Entries from a visual dataset →
■ ■ ■ ■ ■ ■ ■

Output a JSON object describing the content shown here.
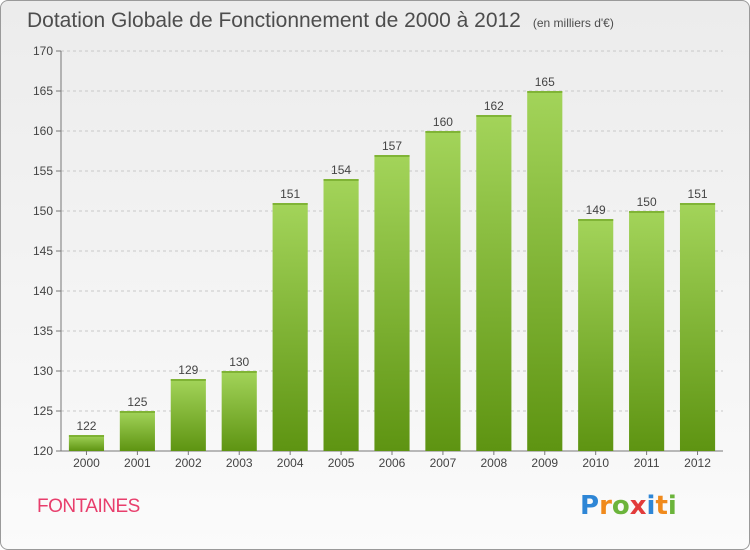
{
  "header": {
    "title": "Dotation Globale de Fonctionnement de 2000 à 2012",
    "unit": "(en milliers d'€)"
  },
  "commune": "FONTAINES",
  "logo": {
    "text": "Proxiti",
    "letters": [
      {
        "ch": "P",
        "color": "#2e86d6"
      },
      {
        "ch": "r",
        "color": "#f08a1c"
      },
      {
        "ch": "o",
        "color": "#6bb43b"
      },
      {
        "ch": "x",
        "color": "#e23b3b"
      },
      {
        "ch": "i",
        "color": "#2e86d6"
      },
      {
        "ch": "t",
        "color": "#f08a1c"
      },
      {
        "ch": "i",
        "color": "#6bb43b"
      }
    ]
  },
  "chart_data": {
    "type": "bar",
    "categories": [
      "2000",
      "2001",
      "2002",
      "2003",
      "2004",
      "2005",
      "2006",
      "2007",
      "2008",
      "2009",
      "2010",
      "2011",
      "2012"
    ],
    "values": [
      122,
      125,
      129,
      130,
      151,
      154,
      157,
      160,
      162,
      165,
      149,
      150,
      151
    ],
    "title": "Dotation Globale de Fonctionnement de 2000 à 2012",
    "ylim": [
      120,
      170
    ],
    "yticks": [
      120,
      125,
      130,
      135,
      140,
      145,
      150,
      155,
      160,
      165,
      170
    ],
    "grid": true,
    "bar_color_light": "#a3d45a",
    "bar_color_dark": "#5e9412"
  }
}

■ ■ ■ ■ ■ ■ ■

Exercise details → In the copy, include no pictures; restate the listing above exactly.

Exercise result →
Output a JSON object describing the content shown here.
{
  "header": {
    "title": "Dotation Globale de Fonctionnement de 2000 à 2012",
    "unit": "(en milliers d'€)"
  },
  "commune": "FONTAINES",
  "logo": {
    "text": "Proxiti",
    "letters": [
      {
        "ch": "P",
        "color": "#2e86d6"
      },
      {
        "ch": "r",
        "color": "#f08a1c"
      },
      {
        "ch": "o",
        "color": "#6bb43b"
      },
      {
        "ch": "x",
        "color": "#e23b3b"
      },
      {
        "ch": "i",
        "color": "#2e86d6"
      },
      {
        "ch": "t",
        "color": "#f08a1c"
      },
      {
        "ch": "i",
        "color": "#6bb43b"
      }
    ]
  },
  "chart_data": {
    "type": "bar",
    "categories": [
      "2000",
      "2001",
      "2002",
      "2003",
      "2004",
      "2005",
      "2006",
      "2007",
      "2008",
      "2009",
      "2010",
      "2011",
      "2012"
    ],
    "values": [
      122,
      125,
      129,
      130,
      151,
      154,
      157,
      160,
      162,
      165,
      149,
      150,
      151
    ],
    "title": "Dotation Globale de Fonctionnement de 2000 à 2012",
    "ylim": [
      120,
      170
    ],
    "yticks": [
      120,
      125,
      130,
      135,
      140,
      145,
      150,
      155,
      160,
      165,
      170
    ],
    "grid": true,
    "bar_color_light": "#a3d45a",
    "bar_color_dark": "#5e9412"
  }
}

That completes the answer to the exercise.